▶ **Work to do**:
Using the listing below, please gather every line containing the word "marker".

▶ **Records for the exercise**:
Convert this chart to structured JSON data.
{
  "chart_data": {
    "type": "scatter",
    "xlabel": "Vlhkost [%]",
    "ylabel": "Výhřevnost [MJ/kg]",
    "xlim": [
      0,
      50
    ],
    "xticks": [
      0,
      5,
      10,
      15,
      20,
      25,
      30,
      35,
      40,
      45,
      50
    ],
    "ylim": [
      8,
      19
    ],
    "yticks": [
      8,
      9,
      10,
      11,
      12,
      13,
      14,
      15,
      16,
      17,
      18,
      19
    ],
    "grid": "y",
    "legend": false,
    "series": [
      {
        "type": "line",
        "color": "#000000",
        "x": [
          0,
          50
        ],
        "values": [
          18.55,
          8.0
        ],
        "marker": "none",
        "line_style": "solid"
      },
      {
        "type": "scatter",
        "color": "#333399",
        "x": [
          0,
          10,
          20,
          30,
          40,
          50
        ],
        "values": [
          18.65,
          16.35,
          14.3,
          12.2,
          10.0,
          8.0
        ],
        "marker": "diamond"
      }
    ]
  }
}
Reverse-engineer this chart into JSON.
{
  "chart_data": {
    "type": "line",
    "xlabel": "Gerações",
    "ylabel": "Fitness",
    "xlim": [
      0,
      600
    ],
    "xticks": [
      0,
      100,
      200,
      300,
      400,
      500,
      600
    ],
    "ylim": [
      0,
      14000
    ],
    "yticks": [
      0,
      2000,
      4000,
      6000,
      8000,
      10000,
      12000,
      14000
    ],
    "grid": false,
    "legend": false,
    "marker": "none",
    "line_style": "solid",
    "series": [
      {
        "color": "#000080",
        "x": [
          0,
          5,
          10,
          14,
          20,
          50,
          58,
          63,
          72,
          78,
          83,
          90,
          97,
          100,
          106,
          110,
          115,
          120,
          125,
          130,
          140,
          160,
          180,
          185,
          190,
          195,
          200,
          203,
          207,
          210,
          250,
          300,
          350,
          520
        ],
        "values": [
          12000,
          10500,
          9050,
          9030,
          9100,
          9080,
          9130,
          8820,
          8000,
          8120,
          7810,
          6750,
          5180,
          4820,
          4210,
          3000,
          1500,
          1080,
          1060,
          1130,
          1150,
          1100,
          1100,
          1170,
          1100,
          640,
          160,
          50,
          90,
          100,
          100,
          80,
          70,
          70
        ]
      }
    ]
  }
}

▶ **Exercise solution**:
        "marker": "none",
        "marker": "diamond"
    "marker": "none",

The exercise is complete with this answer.